(WRITTEN PROBLEM) Copy the records below word for word, from the line containing "arrow-2: Кнопки ВВЕРХ" through the line containing "label-display: Дисплей bbox=[89, 262, 143, 273]", including both of those lines.

Spatial layout entries:

#####

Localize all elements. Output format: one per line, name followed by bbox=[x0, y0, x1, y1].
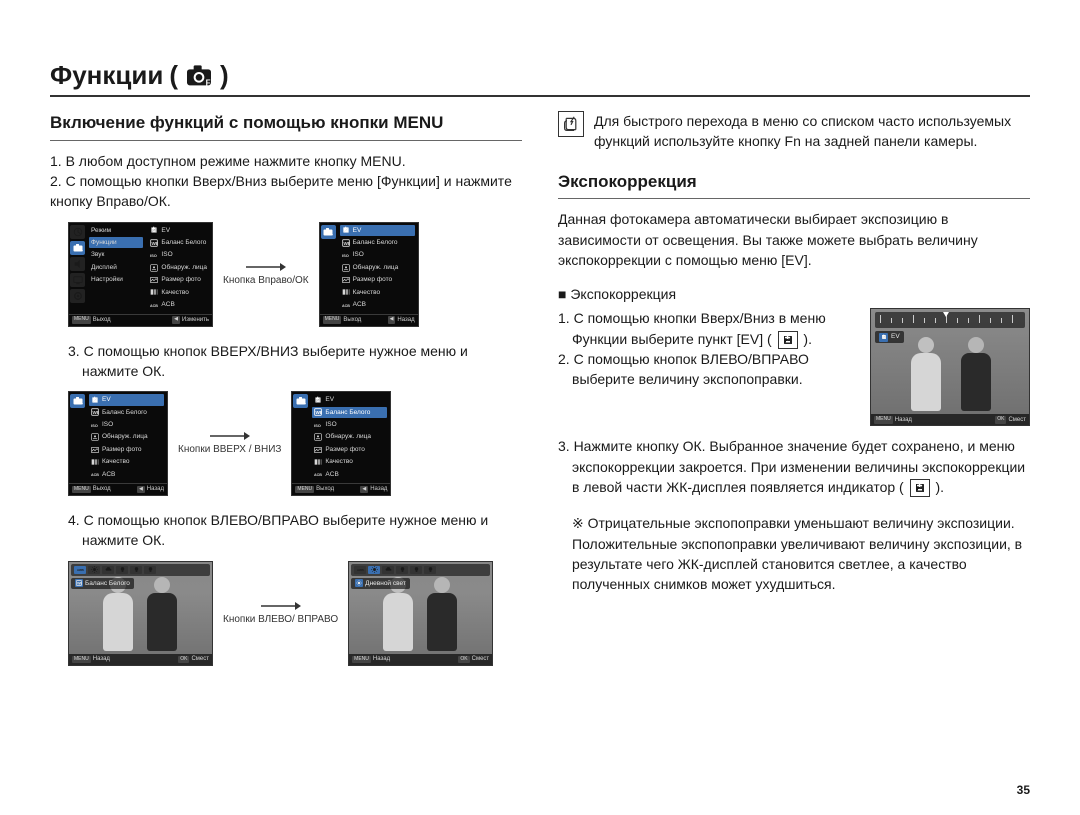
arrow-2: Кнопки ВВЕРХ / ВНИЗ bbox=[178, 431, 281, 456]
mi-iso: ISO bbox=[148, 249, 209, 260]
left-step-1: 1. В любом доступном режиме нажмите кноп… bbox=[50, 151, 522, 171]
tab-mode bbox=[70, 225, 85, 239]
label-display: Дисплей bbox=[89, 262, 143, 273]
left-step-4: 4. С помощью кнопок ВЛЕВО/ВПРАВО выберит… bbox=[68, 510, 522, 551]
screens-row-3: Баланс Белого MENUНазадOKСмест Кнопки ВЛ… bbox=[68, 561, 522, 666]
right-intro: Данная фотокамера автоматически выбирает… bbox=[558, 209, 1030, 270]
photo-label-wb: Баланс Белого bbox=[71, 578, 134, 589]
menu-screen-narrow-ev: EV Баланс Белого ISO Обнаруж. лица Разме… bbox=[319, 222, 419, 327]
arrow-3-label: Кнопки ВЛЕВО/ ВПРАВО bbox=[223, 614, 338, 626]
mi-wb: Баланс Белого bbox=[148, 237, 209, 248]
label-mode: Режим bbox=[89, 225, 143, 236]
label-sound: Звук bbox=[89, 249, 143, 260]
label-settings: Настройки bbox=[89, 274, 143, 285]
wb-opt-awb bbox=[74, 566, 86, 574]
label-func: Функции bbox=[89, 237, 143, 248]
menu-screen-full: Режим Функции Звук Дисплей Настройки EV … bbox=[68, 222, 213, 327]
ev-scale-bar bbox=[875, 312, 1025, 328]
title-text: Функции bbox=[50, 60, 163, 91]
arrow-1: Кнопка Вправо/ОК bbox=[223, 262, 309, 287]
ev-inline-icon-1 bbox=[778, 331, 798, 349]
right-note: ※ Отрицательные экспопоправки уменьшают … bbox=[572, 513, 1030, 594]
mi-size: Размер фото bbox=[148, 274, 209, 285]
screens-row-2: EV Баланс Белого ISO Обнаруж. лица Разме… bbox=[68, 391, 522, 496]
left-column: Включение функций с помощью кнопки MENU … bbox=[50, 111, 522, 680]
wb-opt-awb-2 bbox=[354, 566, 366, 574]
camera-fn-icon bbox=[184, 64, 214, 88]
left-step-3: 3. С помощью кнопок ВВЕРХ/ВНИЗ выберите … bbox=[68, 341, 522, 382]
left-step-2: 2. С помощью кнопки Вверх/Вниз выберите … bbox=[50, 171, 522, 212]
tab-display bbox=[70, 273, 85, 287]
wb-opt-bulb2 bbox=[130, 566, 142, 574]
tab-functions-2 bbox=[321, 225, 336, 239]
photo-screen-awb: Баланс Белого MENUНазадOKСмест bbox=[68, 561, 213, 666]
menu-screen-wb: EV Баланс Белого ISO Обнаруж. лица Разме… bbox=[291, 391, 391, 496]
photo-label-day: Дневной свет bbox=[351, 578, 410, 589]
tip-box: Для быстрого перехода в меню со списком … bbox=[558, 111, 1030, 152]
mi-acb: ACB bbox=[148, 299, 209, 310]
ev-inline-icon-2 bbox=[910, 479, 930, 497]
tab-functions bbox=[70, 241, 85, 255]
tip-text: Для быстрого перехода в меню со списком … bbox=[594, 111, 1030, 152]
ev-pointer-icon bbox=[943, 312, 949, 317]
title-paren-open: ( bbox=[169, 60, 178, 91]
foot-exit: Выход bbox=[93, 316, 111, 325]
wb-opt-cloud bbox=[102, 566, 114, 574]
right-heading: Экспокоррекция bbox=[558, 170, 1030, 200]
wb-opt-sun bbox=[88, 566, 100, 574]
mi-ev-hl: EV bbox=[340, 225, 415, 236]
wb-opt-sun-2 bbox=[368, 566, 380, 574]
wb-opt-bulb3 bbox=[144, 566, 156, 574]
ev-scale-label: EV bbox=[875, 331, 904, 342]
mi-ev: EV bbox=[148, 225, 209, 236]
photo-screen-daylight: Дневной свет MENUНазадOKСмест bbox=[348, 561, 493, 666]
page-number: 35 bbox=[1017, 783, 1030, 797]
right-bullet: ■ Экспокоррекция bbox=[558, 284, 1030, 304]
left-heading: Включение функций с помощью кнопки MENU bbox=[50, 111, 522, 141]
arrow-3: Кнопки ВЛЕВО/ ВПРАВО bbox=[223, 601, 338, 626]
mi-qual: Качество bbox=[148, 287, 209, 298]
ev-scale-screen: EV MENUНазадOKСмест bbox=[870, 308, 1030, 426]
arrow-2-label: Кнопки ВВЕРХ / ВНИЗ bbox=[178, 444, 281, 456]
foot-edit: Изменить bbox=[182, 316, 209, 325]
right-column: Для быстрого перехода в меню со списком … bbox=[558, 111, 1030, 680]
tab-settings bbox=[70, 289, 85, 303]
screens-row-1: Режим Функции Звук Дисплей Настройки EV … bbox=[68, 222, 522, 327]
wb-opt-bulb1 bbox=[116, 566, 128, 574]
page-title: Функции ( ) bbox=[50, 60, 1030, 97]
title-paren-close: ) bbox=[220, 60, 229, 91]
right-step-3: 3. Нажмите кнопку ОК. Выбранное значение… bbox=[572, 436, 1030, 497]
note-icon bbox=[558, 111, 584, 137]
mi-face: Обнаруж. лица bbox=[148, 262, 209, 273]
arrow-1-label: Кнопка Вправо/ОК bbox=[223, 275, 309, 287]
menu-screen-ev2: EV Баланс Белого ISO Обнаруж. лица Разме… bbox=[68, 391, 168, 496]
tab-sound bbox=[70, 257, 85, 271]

#####

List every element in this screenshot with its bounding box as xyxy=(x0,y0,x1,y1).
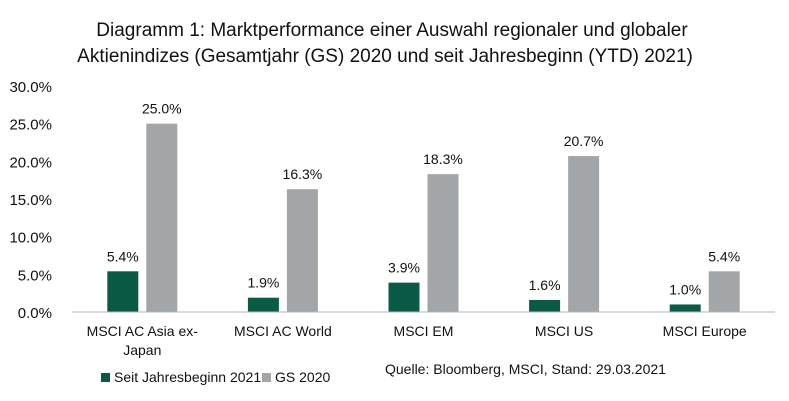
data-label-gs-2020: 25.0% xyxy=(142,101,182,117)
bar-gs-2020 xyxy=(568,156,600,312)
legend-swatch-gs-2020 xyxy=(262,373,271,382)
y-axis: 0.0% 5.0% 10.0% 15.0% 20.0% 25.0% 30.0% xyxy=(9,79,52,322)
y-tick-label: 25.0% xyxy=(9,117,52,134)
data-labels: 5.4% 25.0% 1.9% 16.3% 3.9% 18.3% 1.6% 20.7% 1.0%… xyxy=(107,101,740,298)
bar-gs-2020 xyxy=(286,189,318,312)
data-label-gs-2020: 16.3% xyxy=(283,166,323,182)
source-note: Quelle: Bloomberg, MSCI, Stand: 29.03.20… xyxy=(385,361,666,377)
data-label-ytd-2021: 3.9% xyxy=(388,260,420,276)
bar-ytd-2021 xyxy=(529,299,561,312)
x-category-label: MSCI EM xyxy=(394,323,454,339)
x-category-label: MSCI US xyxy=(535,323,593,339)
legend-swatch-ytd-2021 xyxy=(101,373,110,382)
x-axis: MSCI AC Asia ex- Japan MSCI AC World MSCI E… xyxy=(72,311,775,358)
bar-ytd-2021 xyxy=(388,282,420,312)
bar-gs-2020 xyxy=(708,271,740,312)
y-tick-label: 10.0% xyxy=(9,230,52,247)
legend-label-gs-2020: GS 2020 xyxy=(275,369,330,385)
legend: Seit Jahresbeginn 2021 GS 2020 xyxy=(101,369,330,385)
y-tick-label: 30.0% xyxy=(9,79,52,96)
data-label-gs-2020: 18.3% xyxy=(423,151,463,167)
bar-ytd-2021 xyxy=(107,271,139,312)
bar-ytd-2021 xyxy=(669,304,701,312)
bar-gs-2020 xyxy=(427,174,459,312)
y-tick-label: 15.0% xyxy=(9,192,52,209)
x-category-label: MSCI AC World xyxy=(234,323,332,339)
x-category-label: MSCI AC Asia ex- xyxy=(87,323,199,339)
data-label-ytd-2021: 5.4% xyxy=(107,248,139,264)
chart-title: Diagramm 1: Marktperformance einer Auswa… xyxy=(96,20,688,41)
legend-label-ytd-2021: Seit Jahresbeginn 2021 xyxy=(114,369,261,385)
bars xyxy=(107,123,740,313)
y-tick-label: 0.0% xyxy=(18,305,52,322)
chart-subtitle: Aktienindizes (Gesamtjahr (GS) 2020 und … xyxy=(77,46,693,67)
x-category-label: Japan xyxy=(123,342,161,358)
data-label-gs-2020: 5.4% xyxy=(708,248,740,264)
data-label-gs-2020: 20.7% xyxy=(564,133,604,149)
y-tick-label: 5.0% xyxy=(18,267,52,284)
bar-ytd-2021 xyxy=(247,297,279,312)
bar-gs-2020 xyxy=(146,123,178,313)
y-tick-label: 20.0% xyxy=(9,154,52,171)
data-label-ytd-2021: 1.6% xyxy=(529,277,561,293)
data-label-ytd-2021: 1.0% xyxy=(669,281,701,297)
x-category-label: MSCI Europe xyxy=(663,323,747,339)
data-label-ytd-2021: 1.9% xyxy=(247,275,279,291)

#####

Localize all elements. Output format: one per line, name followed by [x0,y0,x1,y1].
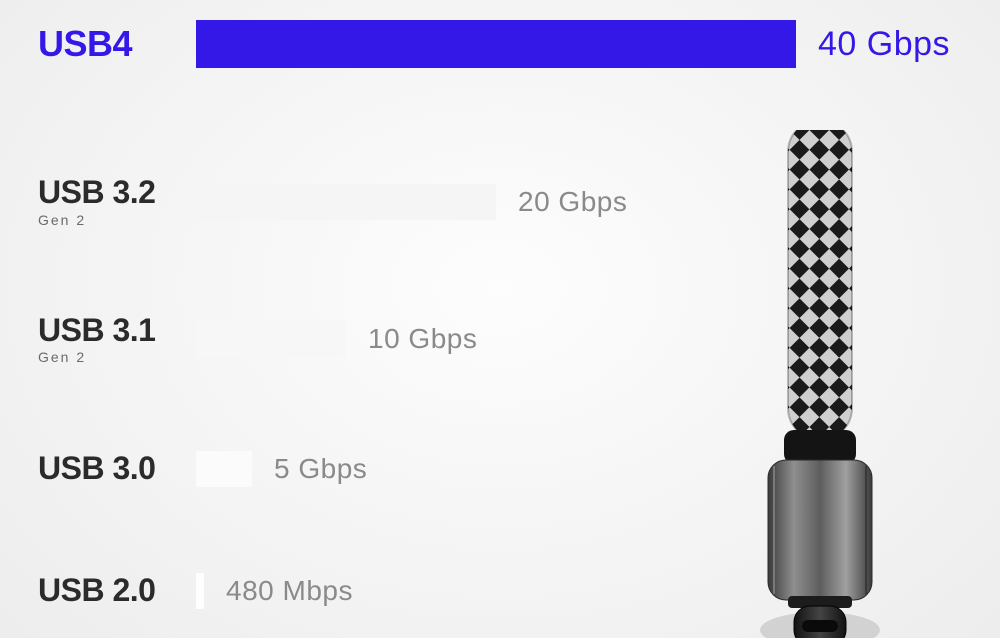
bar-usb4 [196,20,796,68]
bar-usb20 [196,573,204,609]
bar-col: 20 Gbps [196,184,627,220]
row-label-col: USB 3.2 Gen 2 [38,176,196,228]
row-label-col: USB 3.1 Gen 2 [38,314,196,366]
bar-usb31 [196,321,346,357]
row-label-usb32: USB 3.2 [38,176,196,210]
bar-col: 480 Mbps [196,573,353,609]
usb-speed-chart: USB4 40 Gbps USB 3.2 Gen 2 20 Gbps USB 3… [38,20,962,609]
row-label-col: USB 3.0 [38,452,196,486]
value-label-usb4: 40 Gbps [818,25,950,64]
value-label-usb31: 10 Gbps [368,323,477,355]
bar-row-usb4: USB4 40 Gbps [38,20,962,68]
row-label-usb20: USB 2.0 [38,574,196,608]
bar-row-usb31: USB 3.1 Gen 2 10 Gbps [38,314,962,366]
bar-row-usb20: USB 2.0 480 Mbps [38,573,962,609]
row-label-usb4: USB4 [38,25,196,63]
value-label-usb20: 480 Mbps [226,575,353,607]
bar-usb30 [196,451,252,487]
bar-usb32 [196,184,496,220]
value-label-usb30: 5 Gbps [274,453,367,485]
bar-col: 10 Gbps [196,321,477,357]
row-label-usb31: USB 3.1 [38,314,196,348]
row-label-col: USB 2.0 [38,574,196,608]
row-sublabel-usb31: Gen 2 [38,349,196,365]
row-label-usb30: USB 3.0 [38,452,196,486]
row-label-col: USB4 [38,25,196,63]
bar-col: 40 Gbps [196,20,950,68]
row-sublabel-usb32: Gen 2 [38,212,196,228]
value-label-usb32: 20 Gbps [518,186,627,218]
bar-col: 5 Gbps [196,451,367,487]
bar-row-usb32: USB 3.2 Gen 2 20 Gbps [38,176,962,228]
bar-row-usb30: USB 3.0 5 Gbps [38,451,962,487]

#####

(OUTPUT FOR THIS EXERCISE)
arrow-2: Кнопки ВВЕРХ / ВНИЗ bbox=[178, 431, 281, 456]
mi-iso: ISO bbox=[148, 249, 209, 260]
left-step-1: 1. В любом доступном режиме нажмите кноп… bbox=[50, 151, 522, 171]
tab-mode bbox=[70, 225, 85, 239]
label-display: Дисплей bbox=[89, 262, 143, 273]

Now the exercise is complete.